* What is asked: Show all lines that include the string "Kyllä"; copy each one.
··· Material for the task
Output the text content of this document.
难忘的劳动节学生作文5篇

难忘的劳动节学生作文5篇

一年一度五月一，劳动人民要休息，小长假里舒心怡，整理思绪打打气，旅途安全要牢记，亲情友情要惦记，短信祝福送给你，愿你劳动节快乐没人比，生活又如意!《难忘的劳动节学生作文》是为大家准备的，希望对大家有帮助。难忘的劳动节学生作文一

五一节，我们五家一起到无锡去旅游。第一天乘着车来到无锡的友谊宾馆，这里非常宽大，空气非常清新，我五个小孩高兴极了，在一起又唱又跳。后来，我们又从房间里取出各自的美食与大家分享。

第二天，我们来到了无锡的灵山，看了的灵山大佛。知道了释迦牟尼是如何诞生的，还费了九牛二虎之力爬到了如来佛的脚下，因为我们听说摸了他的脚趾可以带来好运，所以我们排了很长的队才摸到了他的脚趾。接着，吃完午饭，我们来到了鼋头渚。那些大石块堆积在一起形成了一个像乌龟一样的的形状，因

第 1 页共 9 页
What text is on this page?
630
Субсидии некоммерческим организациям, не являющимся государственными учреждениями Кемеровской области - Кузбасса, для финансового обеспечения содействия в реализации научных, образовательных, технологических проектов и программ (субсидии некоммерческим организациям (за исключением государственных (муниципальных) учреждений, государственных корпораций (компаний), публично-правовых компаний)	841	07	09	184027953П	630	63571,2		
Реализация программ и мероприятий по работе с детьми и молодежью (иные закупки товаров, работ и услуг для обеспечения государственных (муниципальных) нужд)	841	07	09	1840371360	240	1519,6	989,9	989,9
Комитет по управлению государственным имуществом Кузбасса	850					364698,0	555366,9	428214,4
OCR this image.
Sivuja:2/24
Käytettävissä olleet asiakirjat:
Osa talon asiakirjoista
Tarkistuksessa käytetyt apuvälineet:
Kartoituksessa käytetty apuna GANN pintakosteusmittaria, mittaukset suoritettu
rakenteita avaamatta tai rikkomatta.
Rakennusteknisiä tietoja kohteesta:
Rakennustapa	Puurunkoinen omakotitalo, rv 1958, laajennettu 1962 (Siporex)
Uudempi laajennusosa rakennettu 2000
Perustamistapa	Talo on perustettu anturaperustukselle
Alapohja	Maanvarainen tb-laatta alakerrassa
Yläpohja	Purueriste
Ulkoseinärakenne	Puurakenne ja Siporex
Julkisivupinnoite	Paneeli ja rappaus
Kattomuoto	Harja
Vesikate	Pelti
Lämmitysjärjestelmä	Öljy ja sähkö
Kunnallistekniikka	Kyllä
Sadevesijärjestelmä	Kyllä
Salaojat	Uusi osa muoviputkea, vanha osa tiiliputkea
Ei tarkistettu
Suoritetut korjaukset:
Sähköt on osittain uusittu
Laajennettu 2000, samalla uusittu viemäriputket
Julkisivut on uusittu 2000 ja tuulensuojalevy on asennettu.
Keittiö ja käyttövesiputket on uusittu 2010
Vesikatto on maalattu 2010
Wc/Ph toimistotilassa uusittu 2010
······
* Expected output:
Kunnallistekniikka	Kyllä
Sadevesijärjestelmä	Kyllä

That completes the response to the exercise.